**Given data:**
· · · ·

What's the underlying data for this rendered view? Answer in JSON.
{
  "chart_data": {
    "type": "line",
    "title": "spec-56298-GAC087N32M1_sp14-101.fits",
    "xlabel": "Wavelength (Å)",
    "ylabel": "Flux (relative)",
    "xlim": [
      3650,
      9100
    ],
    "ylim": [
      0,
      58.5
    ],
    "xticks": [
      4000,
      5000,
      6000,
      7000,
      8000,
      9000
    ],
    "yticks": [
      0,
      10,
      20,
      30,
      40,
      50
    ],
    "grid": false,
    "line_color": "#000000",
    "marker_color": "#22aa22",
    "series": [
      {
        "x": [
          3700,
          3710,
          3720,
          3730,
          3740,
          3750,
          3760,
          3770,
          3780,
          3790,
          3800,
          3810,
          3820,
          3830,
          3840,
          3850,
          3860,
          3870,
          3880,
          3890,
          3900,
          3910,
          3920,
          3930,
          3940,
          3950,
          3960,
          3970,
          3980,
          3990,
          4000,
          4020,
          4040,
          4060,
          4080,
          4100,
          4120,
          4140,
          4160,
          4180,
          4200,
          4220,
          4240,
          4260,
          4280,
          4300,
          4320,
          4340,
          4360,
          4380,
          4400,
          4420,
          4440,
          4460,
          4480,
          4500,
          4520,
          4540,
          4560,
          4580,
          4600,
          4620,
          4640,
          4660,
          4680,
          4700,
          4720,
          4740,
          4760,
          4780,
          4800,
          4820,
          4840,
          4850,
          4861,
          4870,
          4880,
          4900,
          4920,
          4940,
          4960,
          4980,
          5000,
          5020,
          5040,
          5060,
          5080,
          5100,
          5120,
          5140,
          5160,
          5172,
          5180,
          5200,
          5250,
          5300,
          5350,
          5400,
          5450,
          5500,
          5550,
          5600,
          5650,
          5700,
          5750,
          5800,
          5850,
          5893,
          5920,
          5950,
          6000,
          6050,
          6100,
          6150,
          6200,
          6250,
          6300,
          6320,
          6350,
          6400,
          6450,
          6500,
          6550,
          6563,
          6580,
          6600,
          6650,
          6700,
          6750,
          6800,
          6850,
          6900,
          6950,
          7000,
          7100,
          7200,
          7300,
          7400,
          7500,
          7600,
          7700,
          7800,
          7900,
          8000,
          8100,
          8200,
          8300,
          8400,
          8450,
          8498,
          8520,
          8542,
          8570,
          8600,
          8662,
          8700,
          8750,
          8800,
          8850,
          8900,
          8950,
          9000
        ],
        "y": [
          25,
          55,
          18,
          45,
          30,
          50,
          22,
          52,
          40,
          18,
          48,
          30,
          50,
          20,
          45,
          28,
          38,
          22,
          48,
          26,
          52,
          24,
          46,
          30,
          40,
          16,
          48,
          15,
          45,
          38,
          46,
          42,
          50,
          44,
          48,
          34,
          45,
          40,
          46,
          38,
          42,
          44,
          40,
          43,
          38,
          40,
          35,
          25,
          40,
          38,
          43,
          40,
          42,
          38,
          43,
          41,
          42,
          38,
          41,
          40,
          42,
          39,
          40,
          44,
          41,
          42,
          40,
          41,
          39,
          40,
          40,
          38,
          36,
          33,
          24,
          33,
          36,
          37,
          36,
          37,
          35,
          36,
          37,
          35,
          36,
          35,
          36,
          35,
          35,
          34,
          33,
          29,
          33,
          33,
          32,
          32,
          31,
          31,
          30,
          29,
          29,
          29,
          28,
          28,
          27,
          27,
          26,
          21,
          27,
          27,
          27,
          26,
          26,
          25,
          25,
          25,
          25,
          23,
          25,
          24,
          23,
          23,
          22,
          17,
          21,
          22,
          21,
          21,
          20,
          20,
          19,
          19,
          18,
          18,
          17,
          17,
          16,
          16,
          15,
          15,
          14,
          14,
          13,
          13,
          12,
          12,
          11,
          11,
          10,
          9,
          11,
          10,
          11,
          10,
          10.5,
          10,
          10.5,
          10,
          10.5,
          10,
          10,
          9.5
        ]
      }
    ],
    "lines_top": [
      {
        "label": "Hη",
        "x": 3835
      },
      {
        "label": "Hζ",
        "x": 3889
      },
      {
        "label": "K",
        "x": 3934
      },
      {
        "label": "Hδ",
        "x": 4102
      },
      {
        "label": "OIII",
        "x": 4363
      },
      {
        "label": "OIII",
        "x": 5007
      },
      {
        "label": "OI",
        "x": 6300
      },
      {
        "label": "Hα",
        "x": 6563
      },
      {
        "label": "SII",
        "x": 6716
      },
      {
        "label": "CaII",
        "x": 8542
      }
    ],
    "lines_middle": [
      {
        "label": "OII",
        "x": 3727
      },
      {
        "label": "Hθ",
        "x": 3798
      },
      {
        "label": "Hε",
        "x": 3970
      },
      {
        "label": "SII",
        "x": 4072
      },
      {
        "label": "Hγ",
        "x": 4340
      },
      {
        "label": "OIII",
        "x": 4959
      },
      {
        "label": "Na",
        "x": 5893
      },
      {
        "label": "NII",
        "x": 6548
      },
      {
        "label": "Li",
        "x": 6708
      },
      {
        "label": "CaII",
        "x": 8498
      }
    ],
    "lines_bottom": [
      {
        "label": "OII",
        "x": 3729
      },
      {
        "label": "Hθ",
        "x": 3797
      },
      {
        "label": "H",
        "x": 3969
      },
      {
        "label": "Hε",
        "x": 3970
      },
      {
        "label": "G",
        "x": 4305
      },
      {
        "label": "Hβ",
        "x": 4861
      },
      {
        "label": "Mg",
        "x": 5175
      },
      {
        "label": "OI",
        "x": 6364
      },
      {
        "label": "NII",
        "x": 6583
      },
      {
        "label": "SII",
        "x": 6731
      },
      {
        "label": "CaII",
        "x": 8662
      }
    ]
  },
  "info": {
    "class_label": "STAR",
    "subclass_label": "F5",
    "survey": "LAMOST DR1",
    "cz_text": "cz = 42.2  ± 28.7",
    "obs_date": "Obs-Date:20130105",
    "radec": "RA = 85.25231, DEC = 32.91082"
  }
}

· · · ·

**The exercise:** Each line of the material should be echoed exactly.

**Solution to this problem:**
What's the underlying data for this rendered view? Answer in JSON.
{
  "chart_data": {
    "type": "line",
    "title": "spec-56298-GAC087N32M1_sp14-101.fits",
    "xlabel": "Wavelength (Å)",
    "ylabel": "Flux (relative)",
    "xlim": [
      3650,
      9100
    ],
    "ylim": [
      0,
      58.5
    ],
    "xticks": [
      4000,
      5000,
      6000,
      7000,
      8000,
      9000
    ],
    "yticks": [
      0,
      10,
      20,
      30,
      40,
      50
    ],
    "grid": false,
    "line_color": "#000000",
    "marker_color": "#22aa22",
    "series": [
      {
        "x": [
          3700,
          3710,
          3720,
          3730,
          3740,
          3750,
          3760,
          3770,
          3780,
          3790,
          3800,
          3810,
          3820,
          3830,
          3840,
          3850,
          3860,
          3870,
          3880,
          3890,
          3900,
          3910,
          3920,
          3930,
          3940,
          3950,
          3960,
          3970,
          3980,
          3990,
          4000,
          4020,
          4040,
          4060,
          4080,
          4100,
          4120,
          4140,
          4160,
          4180,
          4200,
          4220,
          4240,
          4260,
          4280,
          4300,
          4320,
          4340,
          4360,
          4380,
          4400,
          4420,
          4440,
          4460,
          4480,
          4500,
          4520,
          4540,
          4560,
          4580,
          4600,
          4620,
          4640,
          4660,
          4680,
          4700,
          4720,
          4740,
          4760,
          4780,
          4800,
          4820,
          4840,
          4850,
          4861,
          4870,
          4880,
          4900,
          4920,
          4940,
          4960,
          4980,
          5000,
          5020,
          5040,
          5060,
          5080,
          5100,
          5120,
          5140,
          5160,
          5172,
          5180,
          5200,
          5250,
          5300,
          5350,
          5400,
          5450,
          5500,
          5550,
          5600,
          5650,
          5700,
          5750,
          5800,
          5850,
          5893,
          5920,
          5950,
          6000,
          6050,
          6100,
          6150,
          6200,
          6250,
          6300,
          6320,
          6350,
          6400,
          6450,
          6500,
          6550,
          6563,
          6580,
          6600,
          6650,
          6700,
          6750,
          6800,
          6850,
          6900,
          6950,
          7000,
          7100,
          7200,
          7300,
          7400,
          7500,
          7600,
          7700,
          7800,
          7900,
          8000,
          8100,
          8200,
          8300,
          8400,
          8450,
          8498,
          8520,
          8542,
          8570,
          8600,
          8662,
          8700,
          8750,
          8800,
          8850,
          8900,
          8950,
          9000
        ],
        "y": [
          25,
          55,
          18,
          45,
          30,
          50,
          22,
          52,
          40,
          18,
          48,
          30,
          50,
          20,
          45,
          28,
          38,
          22,
          48,
          26,
          52,
          24,
          46,
          30,
          40,
          16,
          48,
          15,
          45,
          38,
          46,
          42,
          50,
          44,
          48,
          34,
          45,
          40,
          46,
          38,
          42,
          44,
          40,
          43,
          38,
          40,
          35,
          25,
          40,
          38,
          43,
          40,
          42,
          38,
          43,
          41,
          42,
          38,
          41,
          40,
          42,
          39,
          40,
          44,
          41,
          42,
          40,
          41,
          39,
          40,
          40,
          38,
          36,
          33,
          24,
          33,
          36,
          37,
          36,
          37,
          35,
          36,
          37,
          35,
          36,
          35,
          36,
          35,
          35,
          34,
          33,
          29,
          33,
          33,
          32,
          32,
          31,
          31,
          30,
          29,
          29,
          29,
          28,
          28,
          27,
          27,
          26,
          21,
          27,
          27,
          27,
          26,
          26,
          25,
          25,
          25,
          25,
          23,
          25,
          24,
          23,
          23,
          22,
          17,
          21,
          22,
          21,
          21,
          20,
          20,
          19,
          19,
          18,
          18,
          17,
          17,
          16,
          16,
          15,
          15,
          14,
          14,
          13,
          13,
          12,
          12,
          11,
          11,
          10,
          9,
          11,
          10,
          11,
          10,
          10.5,
          10,
          10.5,
          10,
          10.5,
          10,
          10,
          9.5
        ]
      }
    ],
    "lines_top": [
      {
        "label": "Hη",
        "x": 3835
      },
      {
        "label": "Hζ",
        "x": 3889
      },
      {
        "label": "K",
        "x": 3934
      },
      {
        "label": "Hδ",
        "x": 4102
      },
      {
        "label": "OIII",
        "x": 4363
      },
      {
        "label": "OIII",
        "x": 5007
      },
      {
        "label": "OI",
        "x": 6300
      },
      {
        "label": "Hα",
        "x": 6563
      },
      {
        "label": "SII",
        "x": 6716
      },
      {
        "label": "CaII",
        "x": 8542
      }
    ],
    "lines_middle": [
      {
        "label": "OII",
        "x": 3727
      },
      {
        "label": "Hθ",
        "x": 3798
      },
      {
        "label": "Hε",
        "x": 3970
      },
      {
        "label": "SII",
        "x": 4072
      },
      {
        "label": "Hγ",
        "x": 4340
      },
      {
        "label": "OIII",
        "x": 4959
      },
      {
        "label": "Na",
        "x": 5893
      },
      {
        "label": "NII",
        "x": 6548
      },
      {
        "label": "Li",
        "x": 6708
      },
      {
        "label": "CaII",
        "x": 8498
      }
    ],
    "lines_bottom": [
      {
        "label": "OII",
        "x": 3729
      },
      {
        "label": "Hθ",
        "x": 3797
      },
      {
        "label": "H",
        "x": 3969
      },
      {
        "label": "Hε",
        "x": 3970
      },
      {
        "label": "G",
        "x": 4305
      },
      {
        "label": "Hβ",
        "x": 4861
      },
      {
        "label": "Mg",
        "x": 5175
      },
      {
        "label": "OI",
        "x": 6364
      },
      {
        "label": "NII",
        "x": 6583
      },
      {
        "label": "SII",
        "x": 6731
      },
      {
        "label": "CaII",
        "x": 8662
      }
    ]
  },
  "info": {
    "class_label": "STAR",
    "subclass_label": "F5",
    "survey": "LAMOST DR1",
    "cz_text": "cz = 42.2  ± 28.7",
    "obs_date": "Obs-Date:20130105",
    "radec": "RA = 85.25231, DEC = 32.91082"
  }
}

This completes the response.